- **WHAT YOU NEED TO DO**:
Scan the records for the string "Photometric"; copy each line where it occurs.
┄┄┄┄┄┄┄┄┄┄
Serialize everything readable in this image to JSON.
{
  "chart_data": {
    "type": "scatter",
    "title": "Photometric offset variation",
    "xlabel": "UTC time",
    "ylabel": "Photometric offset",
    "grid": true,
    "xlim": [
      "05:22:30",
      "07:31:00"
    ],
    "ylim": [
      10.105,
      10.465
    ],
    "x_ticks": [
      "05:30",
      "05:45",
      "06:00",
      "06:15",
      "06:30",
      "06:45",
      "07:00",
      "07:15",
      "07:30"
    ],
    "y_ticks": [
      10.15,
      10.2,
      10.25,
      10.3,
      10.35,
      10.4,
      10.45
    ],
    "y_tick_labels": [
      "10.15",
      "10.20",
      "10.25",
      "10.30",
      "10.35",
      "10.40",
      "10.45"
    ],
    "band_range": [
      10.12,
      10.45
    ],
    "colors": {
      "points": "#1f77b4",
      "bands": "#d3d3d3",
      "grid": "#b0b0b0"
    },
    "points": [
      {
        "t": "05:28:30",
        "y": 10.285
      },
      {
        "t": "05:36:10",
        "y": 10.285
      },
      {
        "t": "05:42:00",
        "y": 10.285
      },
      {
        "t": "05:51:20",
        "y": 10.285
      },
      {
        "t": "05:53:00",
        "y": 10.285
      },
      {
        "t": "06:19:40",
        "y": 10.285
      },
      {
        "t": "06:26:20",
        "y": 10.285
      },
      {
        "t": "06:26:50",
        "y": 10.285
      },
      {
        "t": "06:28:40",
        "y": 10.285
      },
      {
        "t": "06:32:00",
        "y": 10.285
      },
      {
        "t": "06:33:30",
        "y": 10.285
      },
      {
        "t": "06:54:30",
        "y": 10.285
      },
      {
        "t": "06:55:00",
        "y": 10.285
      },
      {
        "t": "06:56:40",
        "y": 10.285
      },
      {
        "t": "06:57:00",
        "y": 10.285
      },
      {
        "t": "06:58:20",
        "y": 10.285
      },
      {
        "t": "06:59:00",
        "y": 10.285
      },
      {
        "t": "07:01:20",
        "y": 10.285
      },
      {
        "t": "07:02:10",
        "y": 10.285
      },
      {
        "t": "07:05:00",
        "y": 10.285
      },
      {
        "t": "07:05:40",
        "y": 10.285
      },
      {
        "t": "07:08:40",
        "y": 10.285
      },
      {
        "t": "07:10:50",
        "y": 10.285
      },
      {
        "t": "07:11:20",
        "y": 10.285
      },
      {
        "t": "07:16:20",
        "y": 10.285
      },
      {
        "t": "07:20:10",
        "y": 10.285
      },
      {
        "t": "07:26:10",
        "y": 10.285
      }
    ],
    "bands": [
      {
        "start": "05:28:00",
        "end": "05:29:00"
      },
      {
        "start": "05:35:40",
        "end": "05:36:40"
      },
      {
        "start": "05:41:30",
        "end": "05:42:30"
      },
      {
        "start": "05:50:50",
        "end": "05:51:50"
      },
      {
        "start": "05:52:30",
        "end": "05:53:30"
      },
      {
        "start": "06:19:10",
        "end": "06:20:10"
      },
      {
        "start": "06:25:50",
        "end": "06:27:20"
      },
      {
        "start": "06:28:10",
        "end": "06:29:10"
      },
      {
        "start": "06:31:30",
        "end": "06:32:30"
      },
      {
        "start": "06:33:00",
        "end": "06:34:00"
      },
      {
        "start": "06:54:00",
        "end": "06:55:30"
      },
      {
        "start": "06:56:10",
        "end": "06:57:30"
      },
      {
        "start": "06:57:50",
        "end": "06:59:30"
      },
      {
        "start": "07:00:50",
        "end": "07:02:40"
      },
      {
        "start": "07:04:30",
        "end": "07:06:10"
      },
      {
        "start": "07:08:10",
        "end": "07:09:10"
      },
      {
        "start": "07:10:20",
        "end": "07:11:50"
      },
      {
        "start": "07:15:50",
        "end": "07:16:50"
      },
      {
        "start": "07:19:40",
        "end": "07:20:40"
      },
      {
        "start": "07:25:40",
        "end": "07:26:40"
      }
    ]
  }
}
┄┄┄┄┄┄┄┄┄┄
- **TASK RESULT**:
    "title": "Photometric offset variation",
    "ylabel": "Photometric offset",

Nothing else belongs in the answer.